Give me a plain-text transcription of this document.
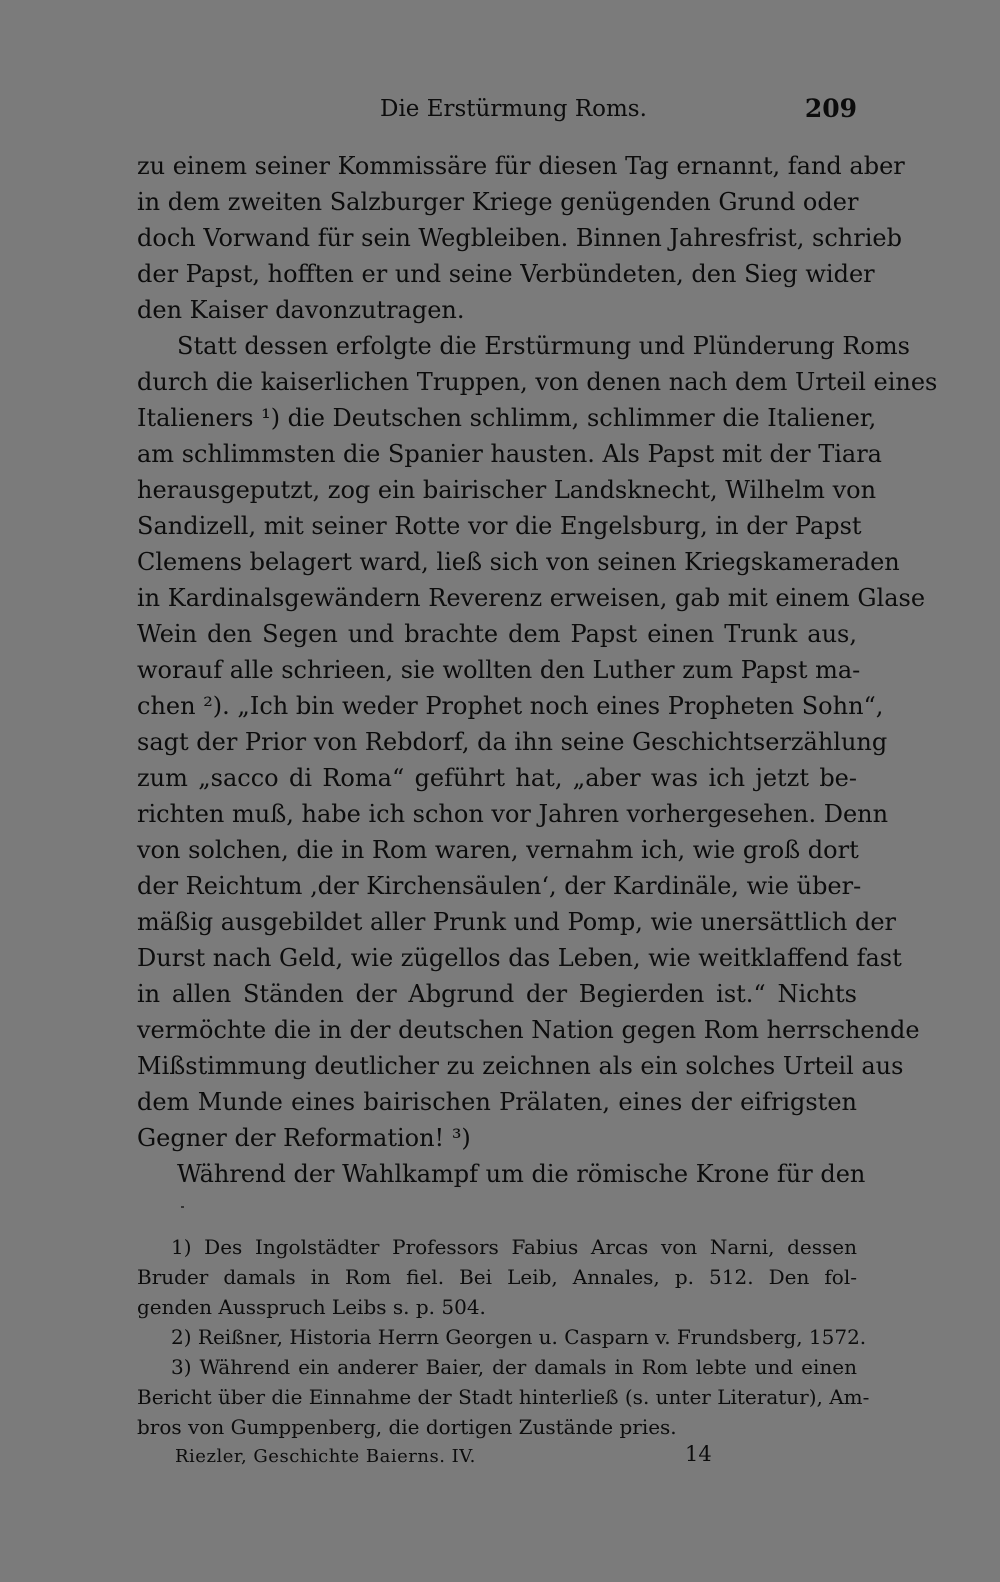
Die Erstürmung Roms.	209
zu einem seiner Kommissäre für diesen Tag ernannt, fand aber
in dem zweiten Salzburger Kriege genügenden Grund oder
doch Vorwand für sein Wegbleiben. Binnen Jahresfrist, schrieb
der Papst, hofften er und seine Verbündeten, den Sieg wider
den Kaiser davonzutragen.
Statt dessen erfolgte die Erstürmung und Plünderung Roms
durch die kaiserlichen Truppen, von denen nach dem Urteil eines
Italieners ¹) die Deutschen schlimm, schlimmer die Italiener,
am schlimmsten die Spanier hausten. Als Papst mit der Tiara
herausgeputzt, zog ein bairischer Landsknecht, Wilhelm von
Sandizell, mit seiner Rotte vor die Engelsburg, in der Papst
Clemens belagert ward, ließ sich von seinen Kriegskameraden
in Kardinalsgewändern Reverenz erweisen, gab mit einem Glase
Wein den Segen und brachte dem Papst einen Trunk aus,
worauf alle schrieen, sie wollten den Luther zum Papst ma-
chen ²). „Ich bin weder Prophet noch eines Propheten Sohn“,
sagt der Prior von Rebdorf, da ihn seine Geschichtserzählung
zum „sacco di Roma“ geführt hat, „aber was ich jetzt be-
richten muß, habe ich schon vor Jahren vorhergesehen. Denn
von solchen, die in Rom waren, vernahm ich, wie groß dort
der Reichtum ‚der Kirchensäulen‘, der Kardinäle, wie über-
mäßig ausgebildet aller Prunk und Pomp, wie unersättlich der
Durst nach Geld, wie zügellos das Leben, wie weitklaffend fast
in allen Ständen der Abgrund der Begierden ist.“ Nichts
vermöchte die in der deutschen Nation gegen Rom herrschende
Mißstimmung deutlicher zu zeichnen als ein solches Urteil aus
dem Munde eines bairischen Prälaten, eines der eifrigsten
Gegner der Reformation! ³)
Während der Wahlkampf um die römische Krone für den
1) Des Ingolstädter Professors Fabius Arcas von Narni, dessen
Bruder damals in Rom fiel. Bei Leib, Annales, p. 512. Den fol-
genden Ausspruch Leibs s. p. 504.
2) Reißner, Historia Herrn Georgen u. Casparn v. Frundsberg, 1572.
3) Während ein anderer Baier, der damals in Rom lebte und einen
Bericht über die Einnahme der Stadt hinterließ (s. unter Literatur), Am-
bros von Gumppenberg, die dortigen Zustände pries.
Riezler, Geschichte Baierns. IV.	14
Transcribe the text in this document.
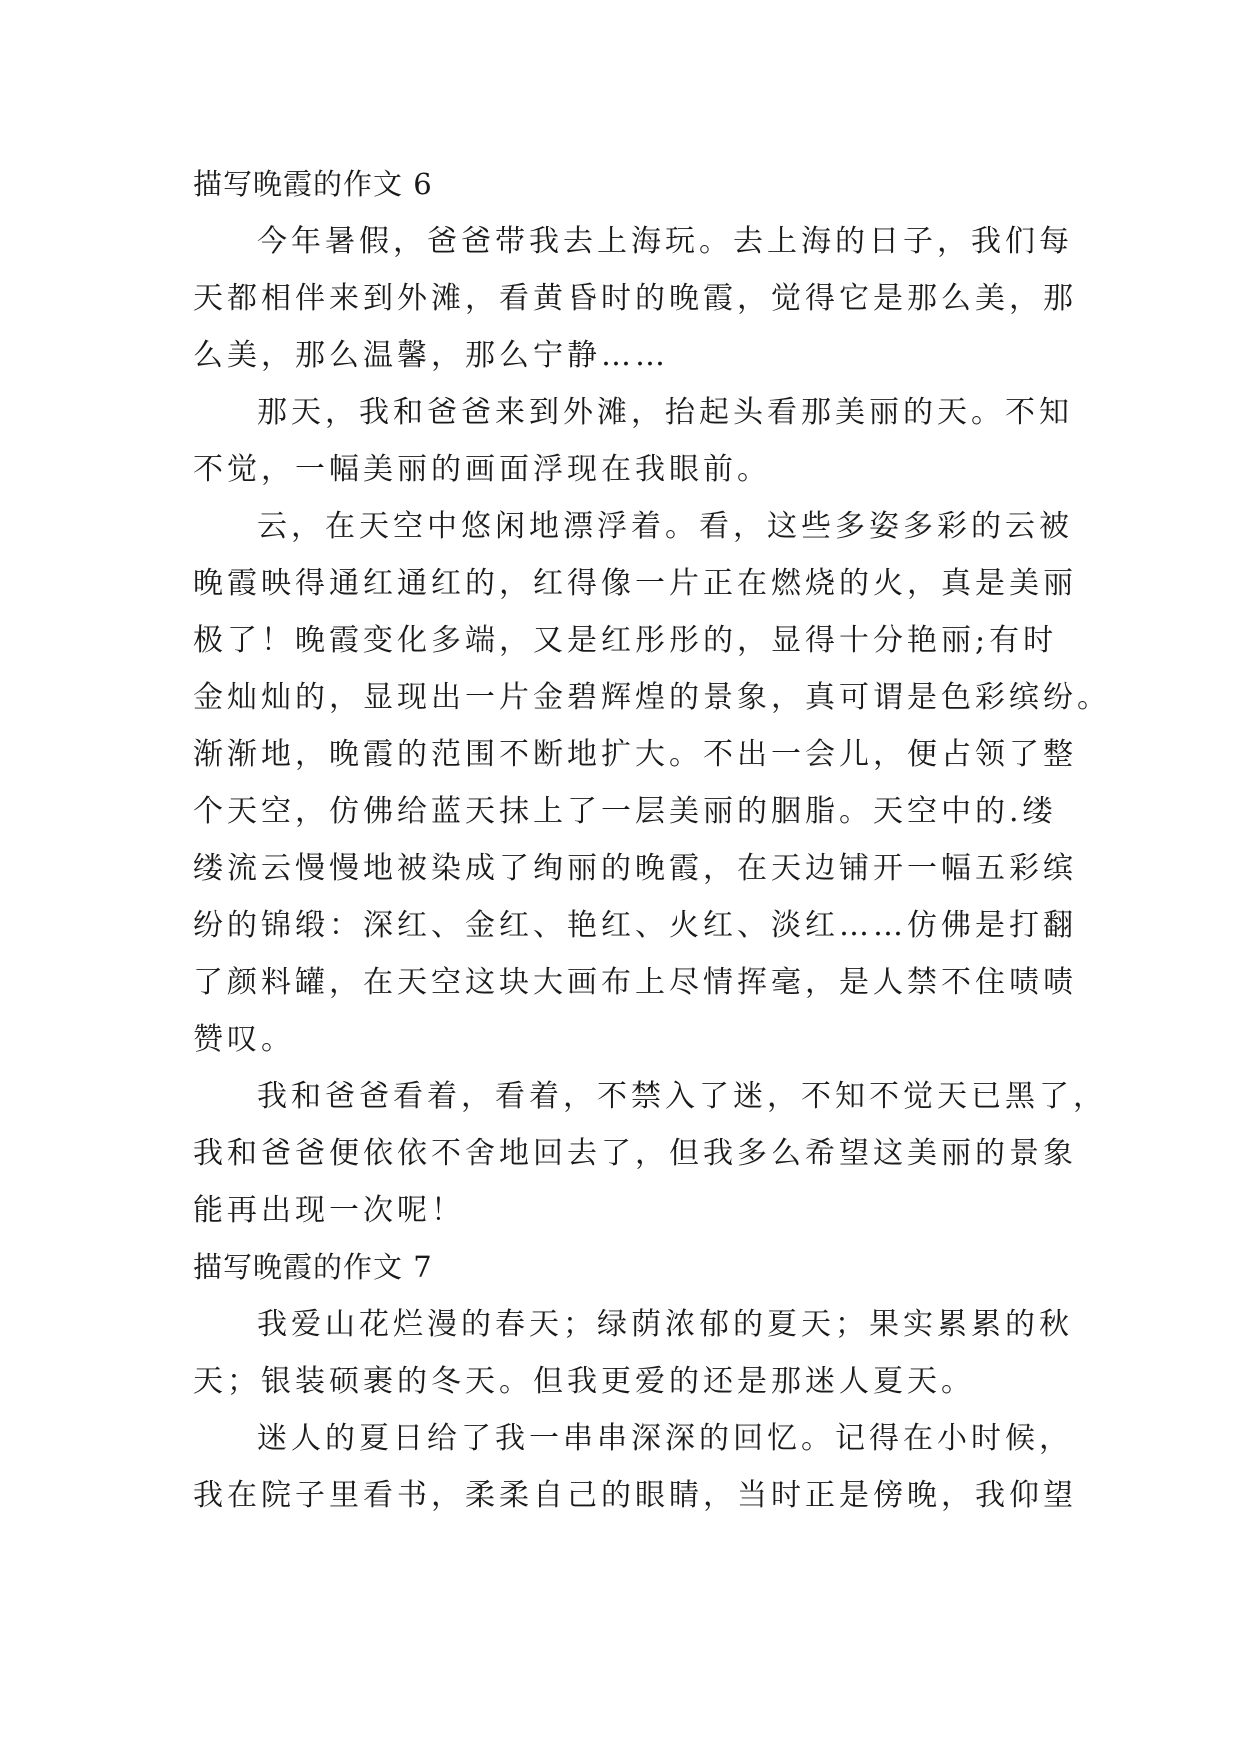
描写晚霞的作文 6
今年暑假，爸爸带我去上海玩。去上海的日子，我们每
天都相伴来到外滩，看黄昏时的晚霞，觉得它是那么美，那
么美，那么温馨，那么宁静……
那天，我和爸爸来到外滩，抬起头看那美丽的天。不知
不觉，一幅美丽的画面浮现在我眼前。
云，在天空中悠闲地漂浮着。看，这些多姿多彩的云被
晚霞映得通红通红的，红得像一片正在燃烧的火，真是美丽
极了！晚霞变化多端，又是红彤彤的，显得十分艳丽;有时
金灿灿的，显现出一片金碧辉煌的景象，真可谓是色彩缤纷。
渐渐地，晚霞的范围不断地扩大。不出一会儿，便占领了整
个天空，仿佛给蓝天抹上了一层美丽的胭脂。天空中的.缕
缕流云慢慢地被染成了绚丽的晚霞，在天边铺开一幅五彩缤
纷的锦缎：深红、金红、艳红、火红、淡红……仿佛是打翻
了颜料罐，在天空这块大画布上尽情挥毫，是人禁不住啧啧
赞叹。
我和爸爸看着，看着，不禁入了迷，不知不觉天已黑了，
我和爸爸便依依不舍地回去了，但我多么希望这美丽的景象
能再出现一次呢！
描写晚霞的作文 7
我爱山花烂漫的春天；绿荫浓郁的夏天；果实累累的秋
天；银装硕裹的冬天。但我更爱的还是那迷人夏天。
迷人的夏日给了我一串串深深的回忆。记得在小时候，
我在院子里看书，柔柔自己的眼睛，当时正是傍晚，我仰望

[EXERCISE]:
Every line that holds the string "Roms" should be returned.

[SOLUTION]:
Die Erstürmung Roms.	209
Statt dessen erfolgte die Erstürmung und Plünderung Roms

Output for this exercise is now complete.